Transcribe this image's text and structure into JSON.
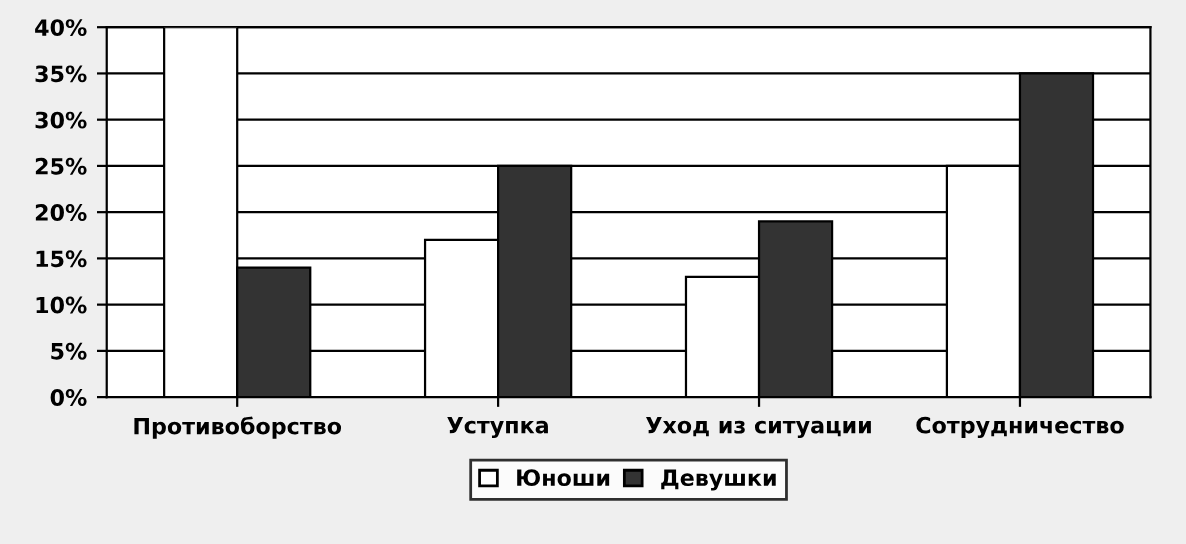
{
  "chart_data": {
    "type": "bar",
    "categories": [
      "Противоборство",
      "Уступка",
      "Уход из ситуации",
      "Сотрудничество"
    ],
    "series": [
      {
        "name": "Юноши",
        "color": "#ffffff",
        "values": [
          40,
          17,
          13,
          25
        ]
      },
      {
        "name": "Девушки",
        "color": "#333333",
        "values": [
          14,
          25,
          19,
          35
        ]
      }
    ],
    "ylim": [
      0,
      40
    ],
    "yticks": [
      {
        "value": 0,
        "label": "0%"
      },
      {
        "value": 5,
        "label": "5%"
      },
      {
        "value": 10,
        "label": "10%"
      },
      {
        "value": 15,
        "label": "15%"
      },
      {
        "value": 20,
        "label": "20%"
      },
      {
        "value": 25,
        "label": "25%"
      },
      {
        "value": 30,
        "label": "30%"
      },
      {
        "value": 35,
        "label": "35%"
      },
      {
        "value": 40,
        "label": "40%"
      }
    ],
    "grid": "y",
    "legend": "bottom"
  }
}
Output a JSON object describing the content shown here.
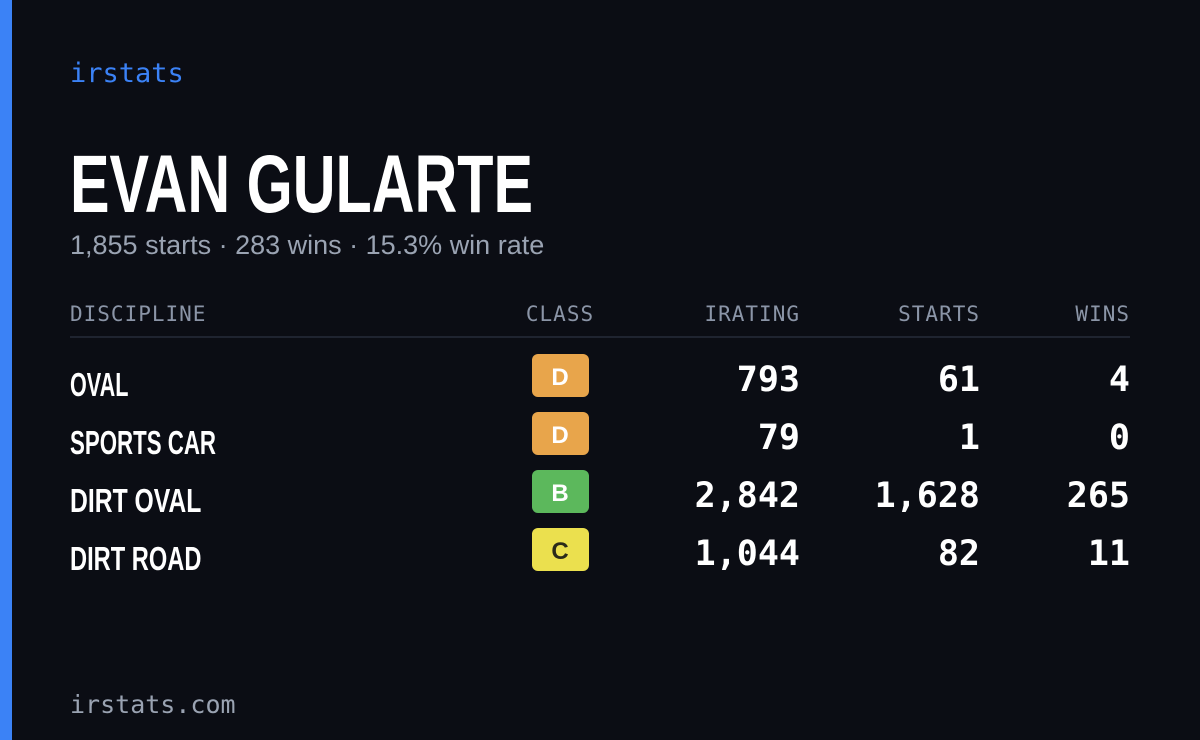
========
Go through the listing above and locate each line that holds the word "JSON". Copy those lines.

## Finished answer:
Transcribe this image's text and structure into JSON.
Output a JSON object describing the content shown here.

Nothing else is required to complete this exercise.